What the task requires. Rewrite the items from the line containing "- weight-cell: 23/22: [514, 194, 724, 240]" through the line containing "- h-cell: 35: [940, 336, 1043, 382]", replacing "carton-cell" with "box-cell" and leaving everything else unchanged.

%%

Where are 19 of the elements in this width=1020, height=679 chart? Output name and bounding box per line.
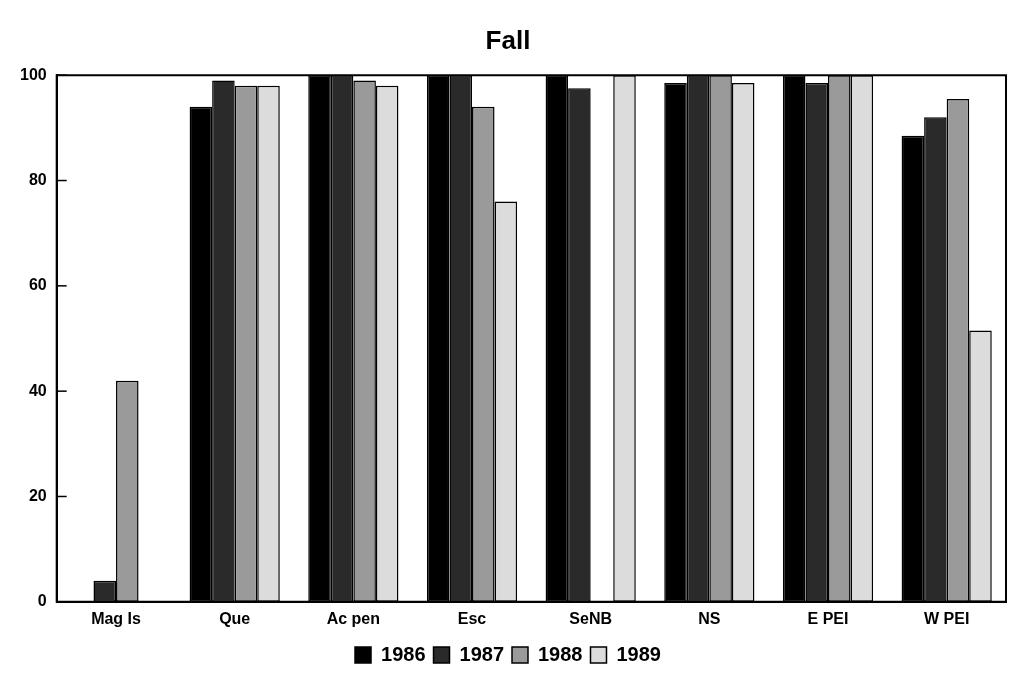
chart-title: Fall	[485, 24, 531, 55]
x-tick-label: Esc	[457, 609, 487, 627]
y-tick-label: 100	[19, 65, 47, 83]
legend-label: 1987	[459, 642, 505, 665]
legend-label: 1989	[616, 642, 661, 665]
legend-label: 1986	[381, 642, 426, 665]
y-tick-label: 80	[28, 170, 47, 188]
legend-label: 1988	[538, 642, 583, 665]
y-tick-label: 0	[37, 592, 47, 610]
y-tick-label: 20	[28, 486, 47, 504]
x-tick-label: NS	[698, 609, 721, 627]
x-tick-label: Ac pen	[326, 609, 381, 627]
x-tick-label: Que	[219, 609, 251, 627]
y-tick-label: 60	[28, 276, 47, 294]
y-tick-label: 40	[28, 381, 47, 399]
x-tick-label: SeNB	[569, 609, 613, 627]
x-tick-label: W PEI	[924, 609, 970, 627]
x-tick-label: E PEI	[807, 609, 849, 627]
x-tick-label: Mag Is	[91, 609, 142, 627]
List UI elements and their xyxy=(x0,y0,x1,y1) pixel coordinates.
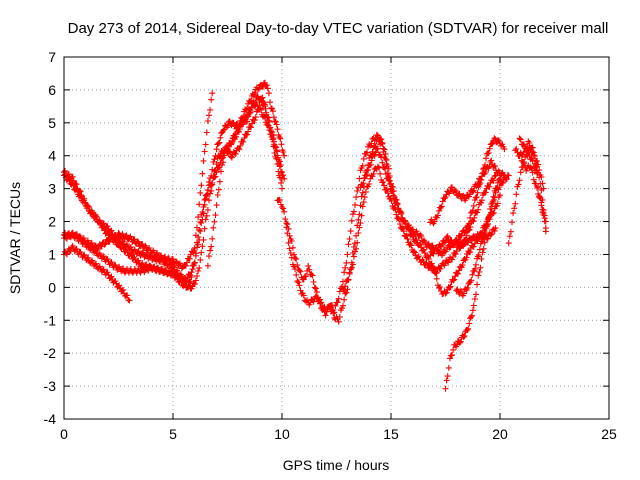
x-tick-label: 5 xyxy=(169,426,177,442)
y-tick-label: 2 xyxy=(48,214,56,230)
x-tick-label: 10 xyxy=(274,426,290,442)
x-tick-label: 15 xyxy=(383,426,399,442)
series-track-g xyxy=(274,134,394,325)
data-points xyxy=(61,79,549,392)
y-tick-label: 4 xyxy=(48,148,56,164)
y-tick-labels: -4 -3 -2 -1 0 1 2 3 4 5 6 7 xyxy=(44,49,57,427)
y-tick-label: -3 xyxy=(44,378,57,394)
series-track-r xyxy=(518,157,549,235)
series-track-m xyxy=(442,175,503,392)
series-track-n xyxy=(453,172,512,299)
data-point-marks xyxy=(512,138,549,225)
data-point-marks xyxy=(427,157,508,227)
data-point-marks xyxy=(442,175,503,392)
series-track-f xyxy=(204,94,285,269)
y-tick-label: 0 xyxy=(48,279,56,295)
data-point-marks xyxy=(518,157,549,235)
series-track-l xyxy=(427,135,508,259)
data-point-marks xyxy=(274,134,394,325)
y-tick-label: 1 xyxy=(48,246,56,262)
x-tick-label: 25 xyxy=(601,426,617,442)
series-track-k xyxy=(427,157,508,227)
chart-title: Day 273 of 2014, Sidereal Day-to-day VTE… xyxy=(68,20,609,37)
x-tick-label: 20 xyxy=(492,426,508,442)
y-tick-label: 7 xyxy=(48,49,56,65)
y-tick-label: -2 xyxy=(44,345,57,361)
y-tick-label: 5 xyxy=(48,115,56,131)
data-point-marks xyxy=(204,94,285,269)
x-tick-labels: 0 5 10 15 20 25 xyxy=(60,426,617,442)
plot-frame xyxy=(63,56,610,420)
series-track-j xyxy=(357,145,503,297)
y-tick-label: -1 xyxy=(44,312,57,328)
data-point-marks xyxy=(357,145,503,297)
grid-lines xyxy=(64,57,609,419)
y-tick-label: 6 xyxy=(48,82,56,98)
data-point-marks xyxy=(453,172,512,299)
y-tick-label: -4 xyxy=(44,411,57,427)
x-axis-label: GPS time / hours xyxy=(283,457,390,473)
axis-ticks xyxy=(63,56,610,420)
x-tick-label: 0 xyxy=(60,426,68,442)
y-axis-label: SDTVAR / TECUs xyxy=(7,182,23,294)
y-tick-label: 3 xyxy=(48,181,56,197)
data-point-marks xyxy=(427,135,508,259)
series-track-q xyxy=(512,138,549,225)
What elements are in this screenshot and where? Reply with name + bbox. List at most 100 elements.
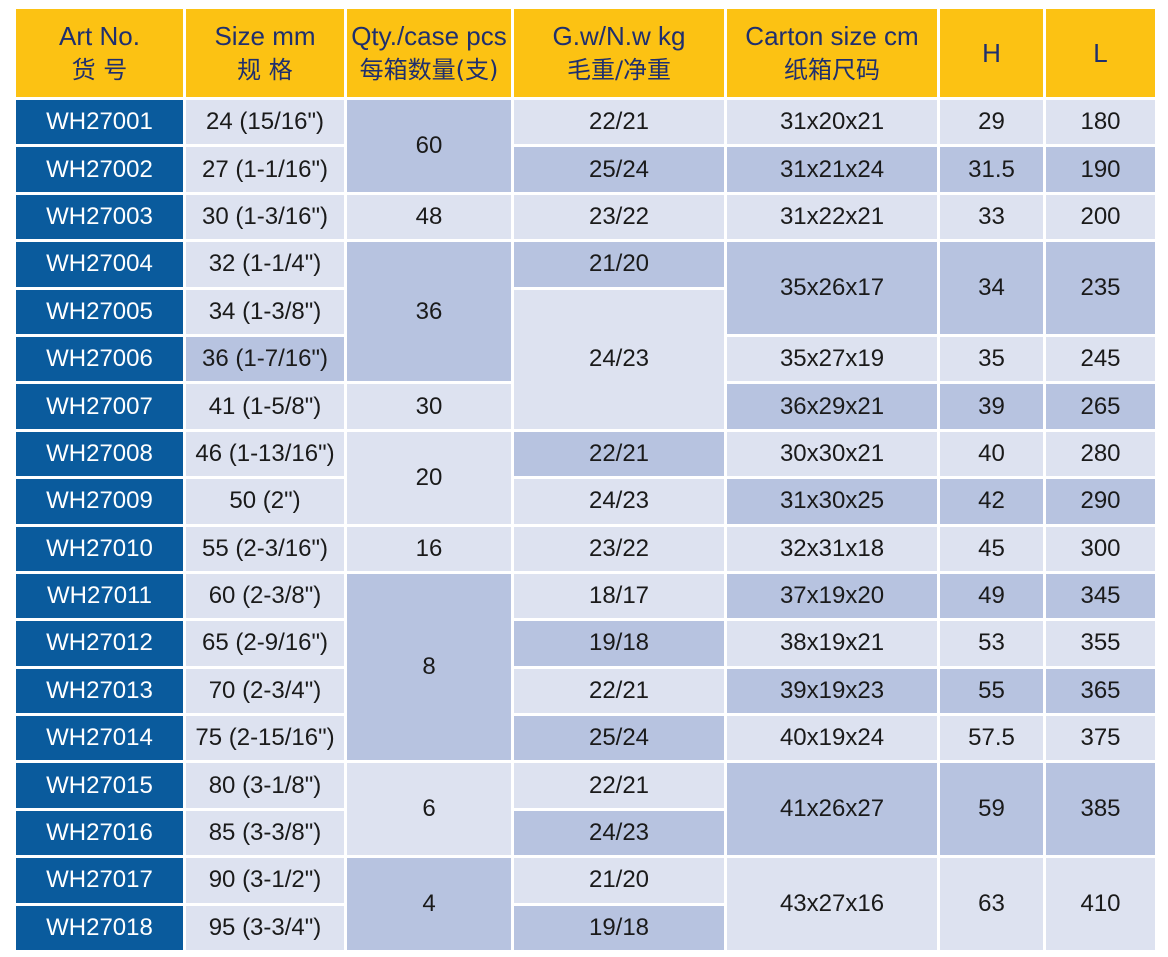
- weight-cell: 23/22: [514, 194, 724, 240]
- product-spec-table: Art No. 货 号 Size mm 规 格 Qty./case pcs 每箱数量(…: [13, 6, 1158, 953]
- carton-cell: 30x30x21: [727, 431, 937, 477]
- size-cell: 75 (2-15/16"): [186, 716, 344, 761]
- size-cell: 50 (2"): [186, 479, 344, 524]
- header-l: L: [1046, 9, 1155, 97]
- art-no-cell: WH27001: [16, 100, 183, 145]
- weight-cell: 19/18: [514, 621, 724, 666]
- carton-cell: 31x30x25: [727, 479, 937, 524]
- weight-cell: 22/21: [514, 763, 724, 808]
- qty-cell: 30: [347, 384, 511, 429]
- art-no-cell: WH27008: [16, 431, 183, 477]
- size-cell: 70 (2-3/4"): [186, 668, 344, 714]
- l-cell: 385: [1046, 763, 1155, 856]
- weight-cell: 23/22: [514, 526, 724, 571]
- table-row: WH27010 55 (2-3/16") 16 23/22 32x31x18 4…: [16, 526, 1155, 571]
- l-cell: 410: [1046, 858, 1155, 951]
- h-cell: 53: [940, 621, 1043, 666]
- qty-cell: 4: [347, 858, 511, 951]
- carton-cell: 41x26x27: [727, 763, 937, 856]
- h-cell: 42: [940, 479, 1043, 524]
- art-no-cell: WH27014: [16, 716, 183, 761]
- size-cell: 30 (1-3/16"): [186, 194, 344, 240]
- l-cell: 355: [1046, 621, 1155, 666]
- size-cell: 34 (1-3/8"): [186, 289, 344, 334]
- header-weight: G.w/N.w kg 毛重/净重: [514, 9, 724, 97]
- header-size: Size mm 规 格: [186, 9, 344, 97]
- art-no-cell: WH27010: [16, 526, 183, 571]
- l-cell: 190: [1046, 147, 1155, 192]
- carton-cell: 37x19x20: [727, 573, 937, 619]
- table-row: WH27007 41 (1-5/8") 30 36x29x21 39 265: [16, 384, 1155, 429]
- size-cell: 95 (3-3/4"): [186, 905, 344, 951]
- h-cell: 35: [940, 336, 1043, 382]
- size-cell: 80 (3-1/8"): [186, 763, 344, 808]
- header-qty: Qty./case pcs 每箱数量(支): [347, 9, 511, 97]
- header-h: H: [940, 9, 1043, 97]
- table-row: WH27005 34 (1-3/8") 24/23: [16, 289, 1155, 429]
- weight-cell: 24/23: [514, 810, 724, 856]
- size-cell: 24 (15/16"): [186, 100, 344, 145]
- l-cell: 280: [1046, 431, 1155, 477]
- l-cell: 345: [1046, 573, 1155, 619]
- carton-cell: 43x27x16: [727, 858, 937, 951]
- art-no-cell: WH27007: [16, 384, 183, 429]
- carton-cell: 31x22x21: [727, 194, 937, 240]
- l-cell: 180: [1046, 100, 1155, 145]
- weight-cell: 22/21: [514, 100, 724, 145]
- table-row: WH27008 46 (1-13/16") 20 22/21 30x30x21 …: [16, 431, 1155, 524]
- art-no-cell: WH27002: [16, 147, 183, 192]
- qty-cell: 36: [347, 242, 511, 382]
- art-no-cell: WH27003: [16, 194, 183, 240]
- l-cell: 290: [1046, 479, 1155, 524]
- size-cell: 85 (3-3/8"): [186, 810, 344, 856]
- h-cell: 33: [940, 194, 1043, 240]
- table-row: WH27018 95 (3-3/4") 19/18: [16, 905, 1155, 951]
- weight-cell: 18/17: [514, 573, 724, 619]
- table-row: WH27004 32 (1-1/4") 36 21/20 35x26x17 34…: [16, 242, 1155, 382]
- h-cell: 49: [940, 573, 1043, 619]
- art-no-cell: WH27011: [16, 573, 183, 619]
- table-row: WH27015 80 (3-1/8") 6 22/21 41x26x27 59 …: [16, 763, 1155, 856]
- h-cell: 39: [940, 384, 1043, 429]
- h-cell: 29: [940, 100, 1043, 145]
- qty-cell: 48: [347, 194, 511, 240]
- carton-cell: 40x19x24: [727, 716, 937, 761]
- carton-cell: 31x20x21: [727, 100, 937, 145]
- size-cell: 27 (1-1/16"): [186, 147, 344, 192]
- qty-cell: 16: [347, 526, 511, 571]
- l-cell: 300: [1046, 526, 1155, 571]
- art-no-cell: WH27009: [16, 479, 183, 524]
- qty-cell: 60: [347, 100, 511, 192]
- l-cell: 375: [1046, 716, 1155, 761]
- table-row: WH27001 24 (15/16") 60 22/21 31x20x21 29…: [16, 100, 1155, 192]
- size-cell: 55 (2-3/16"): [186, 526, 344, 571]
- table-row: WH27009 50 (2") 24/23 31x30x25 42 290: [16, 479, 1155, 524]
- weight-cell: 22/21: [514, 668, 724, 714]
- carton-cell: 32x31x18: [727, 526, 937, 571]
- h-cell: 57.5: [940, 716, 1043, 761]
- weight-cell: 21/20: [514, 858, 724, 903]
- size-cell: 32 (1-1/4"): [186, 242, 344, 287]
- size-cell: 46 (1-13/16"): [186, 431, 344, 477]
- h-cell: 40: [940, 431, 1043, 477]
- qty-cell: 6: [347, 763, 511, 856]
- carton-cell: 31x21x24: [727, 147, 937, 192]
- weight-cell: 19/18: [514, 905, 724, 951]
- weight-cell: 24/23: [514, 289, 724, 429]
- carton-cell: 39x19x23: [727, 668, 937, 714]
- table-row: WH27017 90 (3-1/2") 4 21/20 43x27x16 63 …: [16, 858, 1155, 951]
- qty-cell: 8: [347, 573, 511, 761]
- weight-cell: 22/21: [514, 431, 724, 477]
- header-carton: Carton size cm 纸箱尺码: [727, 9, 937, 97]
- h-cell: 63: [940, 858, 1043, 951]
- art-no-cell: WH27012: [16, 621, 183, 666]
- qty-cell: 20: [347, 431, 511, 524]
- h-cell: 31.5: [940, 147, 1043, 192]
- weight-cell: 24/23: [514, 479, 724, 524]
- weight-cell: 25/24: [514, 716, 724, 761]
- table-row: WH27012 65 (2-9/16") 19/18 38x19x21 53 3…: [16, 621, 1155, 666]
- size-cell: 41 (1-5/8"): [186, 384, 344, 429]
- art-no-cell: WH27004: [16, 242, 183, 287]
- carton-cell: 38x19x21: [727, 621, 937, 666]
- header-row: Art No. 货 号 Size mm 规 格 Qty./case pcs 每箱数量(…: [16, 9, 1155, 97]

%%

Complete answer.
- weight-cell: 23/22: [514, 194, 724, 240]
- product-spec-table: Art No. 货 号 Size mm 规 格 Qty./case pcs 每箱数量(…: [13, 6, 1158, 953]
- box-cell: 30x30x21: [727, 431, 937, 477]
- size-cell: 75 (2-15/16"): [186, 716, 344, 761]
- size-cell: 50 (2"): [186, 479, 344, 524]
- header-l: L: [1046, 9, 1155, 97]
- art-no-cell: WH27001: [16, 100, 183, 145]
- weight-cell: 19/18: [514, 621, 724, 666]
- box-cell: 31x30x25: [727, 479, 937, 524]
- weight-cell: 22/21: [514, 763, 724, 808]
- qty-cell: 30: [347, 384, 511, 429]
- art-no-cell: WH27008: [16, 431, 183, 477]
- size-cell: 70 (2-3/4"): [186, 668, 344, 714]
- l-cell: 385: [1046, 763, 1155, 856]
- weight-cell: 23/22: [514, 526, 724, 571]
- table-row: WH27010 55 (2-3/16") 16 23/22 32x31x18 4…: [16, 526, 1155, 571]
- l-cell: 410: [1046, 858, 1155, 951]
- h-cell: 53: [940, 621, 1043, 666]
- qty-cell: 4: [347, 858, 511, 951]
- box-cell: 41x26x27: [727, 763, 937, 856]
- h-cell: 42: [940, 479, 1043, 524]
- art-no-cell: WH27014: [16, 716, 183, 761]
- size-cell: 30 (1-3/16"): [186, 194, 344, 240]
- l-cell: 355: [1046, 621, 1155, 666]
- size-cell: 34 (1-3/8"): [186, 289, 344, 334]
- header-weight: G.w/N.w kg 毛重/净重: [514, 9, 724, 97]
- header-size: Size mm 规 格: [186, 9, 344, 97]
- art-no-cell: WH27010: [16, 526, 183, 571]
- l-cell: 190: [1046, 147, 1155, 192]
- box-cell: 37x19x20: [727, 573, 937, 619]
- table-row: WH27007 41 (1-5/8") 30 36x29x21 39 265: [16, 384, 1155, 429]
- size-cell: 95 (3-3/4"): [186, 905, 344, 951]
- h-cell: 35: [940, 336, 1043, 382]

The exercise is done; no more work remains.